> _Exercise brief_: From the listing that follows, output everything exactly except the pictures.

[Data items]
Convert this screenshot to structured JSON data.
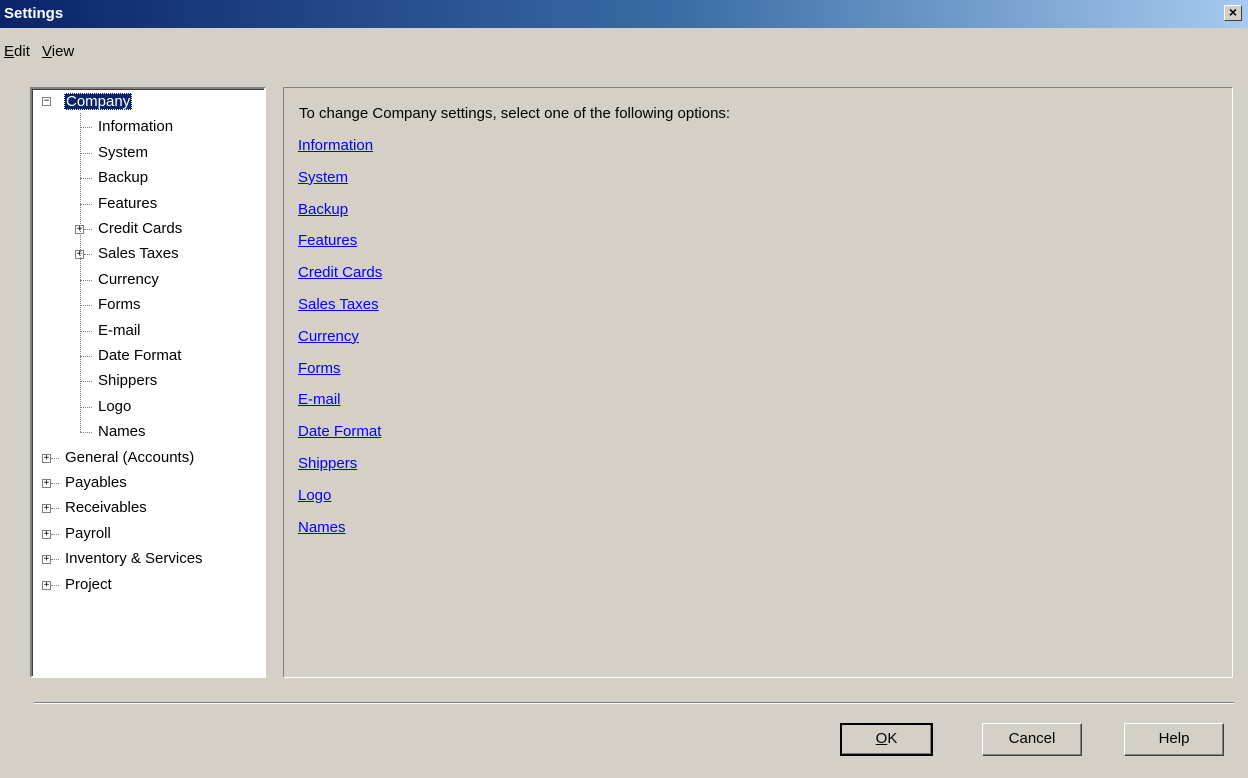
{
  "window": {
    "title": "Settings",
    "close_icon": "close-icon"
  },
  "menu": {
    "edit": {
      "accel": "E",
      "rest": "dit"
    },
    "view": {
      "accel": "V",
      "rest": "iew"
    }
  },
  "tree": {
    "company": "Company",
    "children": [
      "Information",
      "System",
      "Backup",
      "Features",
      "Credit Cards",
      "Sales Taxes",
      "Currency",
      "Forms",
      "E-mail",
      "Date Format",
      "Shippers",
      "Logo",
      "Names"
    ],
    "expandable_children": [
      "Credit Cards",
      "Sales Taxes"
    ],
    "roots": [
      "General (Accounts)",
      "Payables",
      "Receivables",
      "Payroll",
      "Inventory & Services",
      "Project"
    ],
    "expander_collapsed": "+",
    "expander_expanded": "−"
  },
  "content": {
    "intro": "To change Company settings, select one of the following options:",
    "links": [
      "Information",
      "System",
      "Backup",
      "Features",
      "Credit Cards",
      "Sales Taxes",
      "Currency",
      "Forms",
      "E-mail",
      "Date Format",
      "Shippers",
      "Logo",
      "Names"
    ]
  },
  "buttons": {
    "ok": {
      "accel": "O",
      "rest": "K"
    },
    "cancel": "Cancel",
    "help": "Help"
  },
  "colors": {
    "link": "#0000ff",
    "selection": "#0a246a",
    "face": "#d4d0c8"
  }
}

> _Response_:
Convert this screenshot to structured JSON data.
{
  "window": {
    "title": "Settings",
    "close_icon": "close-icon"
  },
  "menu": {
    "edit": {
      "accel": "E",
      "rest": "dit"
    },
    "view": {
      "accel": "V",
      "rest": "iew"
    }
  },
  "tree": {
    "company": "Company",
    "children": [
      "Information",
      "System",
      "Backup",
      "Features",
      "Credit Cards",
      "Sales Taxes",
      "Currency",
      "Forms",
      "E-mail",
      "Date Format",
      "Shippers",
      "Logo",
      "Names"
    ],
    "expandable_children": [
      "Credit Cards",
      "Sales Taxes"
    ],
    "roots": [
      "General (Accounts)",
      "Payables",
      "Receivables",
      "Payroll",
      "Inventory & Services",
      "Project"
    ],
    "expander_collapsed": "+",
    "expander_expanded": "−"
  },
  "content": {
    "intro": "To change Company settings, select one of the following options:",
    "links": [
      "Information",
      "System",
      "Backup",
      "Features",
      "Credit Cards",
      "Sales Taxes",
      "Currency",
      "Forms",
      "E-mail",
      "Date Format",
      "Shippers",
      "Logo",
      "Names"
    ]
  },
  "buttons": {
    "ok": {
      "accel": "O",
      "rest": "K"
    },
    "cancel": "Cancel",
    "help": "Help"
  },
  "colors": {
    "link": "#0000ff",
    "selection": "#0a246a",
    "face": "#d4d0c8"
  }
}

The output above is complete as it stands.